___ Provided entries

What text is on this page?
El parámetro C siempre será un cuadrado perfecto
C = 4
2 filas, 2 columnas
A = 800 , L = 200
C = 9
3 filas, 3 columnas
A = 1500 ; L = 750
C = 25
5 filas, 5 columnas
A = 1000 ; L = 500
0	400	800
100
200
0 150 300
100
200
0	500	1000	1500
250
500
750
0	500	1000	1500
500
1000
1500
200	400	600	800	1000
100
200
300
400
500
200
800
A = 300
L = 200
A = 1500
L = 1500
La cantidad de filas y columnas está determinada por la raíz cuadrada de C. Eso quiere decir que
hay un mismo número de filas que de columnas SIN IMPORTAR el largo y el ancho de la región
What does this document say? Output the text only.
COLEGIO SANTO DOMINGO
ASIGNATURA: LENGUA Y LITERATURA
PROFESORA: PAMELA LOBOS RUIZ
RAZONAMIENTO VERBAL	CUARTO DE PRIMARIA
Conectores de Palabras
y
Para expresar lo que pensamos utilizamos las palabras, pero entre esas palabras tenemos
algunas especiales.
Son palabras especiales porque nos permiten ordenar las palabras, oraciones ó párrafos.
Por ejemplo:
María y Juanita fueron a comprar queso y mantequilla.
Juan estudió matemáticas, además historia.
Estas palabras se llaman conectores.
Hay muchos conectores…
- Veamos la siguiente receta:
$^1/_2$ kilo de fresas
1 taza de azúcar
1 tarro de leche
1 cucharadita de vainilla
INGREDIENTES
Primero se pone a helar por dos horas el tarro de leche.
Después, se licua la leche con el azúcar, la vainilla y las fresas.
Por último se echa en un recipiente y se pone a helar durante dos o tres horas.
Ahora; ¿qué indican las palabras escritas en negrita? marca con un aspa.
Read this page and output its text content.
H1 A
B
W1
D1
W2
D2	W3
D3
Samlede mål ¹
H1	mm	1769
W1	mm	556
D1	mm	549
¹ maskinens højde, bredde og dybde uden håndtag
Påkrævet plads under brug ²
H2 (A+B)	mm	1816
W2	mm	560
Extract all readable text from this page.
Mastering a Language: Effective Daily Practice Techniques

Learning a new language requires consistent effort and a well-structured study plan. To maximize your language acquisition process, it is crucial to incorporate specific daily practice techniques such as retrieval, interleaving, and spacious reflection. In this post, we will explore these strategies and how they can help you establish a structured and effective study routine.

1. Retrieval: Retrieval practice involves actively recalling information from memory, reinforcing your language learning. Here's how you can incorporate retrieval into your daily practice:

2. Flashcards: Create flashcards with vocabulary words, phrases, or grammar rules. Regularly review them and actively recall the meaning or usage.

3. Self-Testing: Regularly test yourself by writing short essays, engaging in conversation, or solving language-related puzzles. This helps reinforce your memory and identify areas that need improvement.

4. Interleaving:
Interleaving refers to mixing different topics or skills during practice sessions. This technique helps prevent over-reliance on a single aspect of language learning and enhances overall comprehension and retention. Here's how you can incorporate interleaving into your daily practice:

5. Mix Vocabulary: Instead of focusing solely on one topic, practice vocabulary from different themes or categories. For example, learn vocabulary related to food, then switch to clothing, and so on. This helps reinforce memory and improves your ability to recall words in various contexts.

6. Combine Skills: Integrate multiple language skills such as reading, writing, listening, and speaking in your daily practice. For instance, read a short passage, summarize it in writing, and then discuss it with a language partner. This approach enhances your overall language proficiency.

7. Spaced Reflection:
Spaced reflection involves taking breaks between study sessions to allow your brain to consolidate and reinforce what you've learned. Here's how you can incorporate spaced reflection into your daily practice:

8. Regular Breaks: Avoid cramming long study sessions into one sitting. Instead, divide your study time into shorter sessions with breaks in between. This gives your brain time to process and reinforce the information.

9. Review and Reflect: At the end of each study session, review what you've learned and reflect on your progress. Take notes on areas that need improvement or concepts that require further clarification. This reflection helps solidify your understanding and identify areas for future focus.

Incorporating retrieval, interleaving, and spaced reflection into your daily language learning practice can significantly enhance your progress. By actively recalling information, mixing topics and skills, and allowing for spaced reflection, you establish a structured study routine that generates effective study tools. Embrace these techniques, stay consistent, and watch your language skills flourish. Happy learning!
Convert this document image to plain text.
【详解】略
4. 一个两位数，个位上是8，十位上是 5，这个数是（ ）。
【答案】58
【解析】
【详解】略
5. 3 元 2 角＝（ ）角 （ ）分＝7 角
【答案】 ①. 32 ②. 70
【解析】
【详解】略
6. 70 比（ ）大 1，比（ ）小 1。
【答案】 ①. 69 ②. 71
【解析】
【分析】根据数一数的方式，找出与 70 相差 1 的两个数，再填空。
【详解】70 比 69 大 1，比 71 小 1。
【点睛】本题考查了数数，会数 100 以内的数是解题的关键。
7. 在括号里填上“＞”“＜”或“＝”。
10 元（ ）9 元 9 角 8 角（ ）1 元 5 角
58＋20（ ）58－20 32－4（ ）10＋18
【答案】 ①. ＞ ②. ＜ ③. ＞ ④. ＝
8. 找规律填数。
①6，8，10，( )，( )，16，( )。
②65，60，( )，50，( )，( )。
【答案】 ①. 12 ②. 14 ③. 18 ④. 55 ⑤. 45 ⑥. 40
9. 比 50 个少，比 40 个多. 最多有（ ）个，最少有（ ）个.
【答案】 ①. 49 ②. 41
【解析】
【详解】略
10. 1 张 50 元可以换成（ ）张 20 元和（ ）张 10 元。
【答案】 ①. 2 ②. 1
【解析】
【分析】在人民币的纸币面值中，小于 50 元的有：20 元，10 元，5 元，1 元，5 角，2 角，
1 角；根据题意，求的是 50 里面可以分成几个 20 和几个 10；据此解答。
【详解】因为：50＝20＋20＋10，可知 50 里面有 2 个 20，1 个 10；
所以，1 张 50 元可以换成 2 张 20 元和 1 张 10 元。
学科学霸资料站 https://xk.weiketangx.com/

______

_Problem to work on_
Copy each line of the preceding data that contains the string "actively".

_Written solution_
1. Retrieval: Retrieval practice involves actively recalling information from memory, reinforcing your language learning. Here's how you can incorporate retrieval into your daily practice:
2. Flashcards: Create flashcards with vocabulary words, phrases, or grammar rules. Regularly review them and actively recall the meaning or usage.
Incorporating retrieval, interleaving, and spaced reflection into your daily language learning practice can significantly enhance your progress. By actively recalling information, mixing topics and skills, and allowing for spaced reflection, you establish a structured study routine that generates effective study tools. Embrace these techniques, stay consistent, and watch your language skills flourish. Happy learning!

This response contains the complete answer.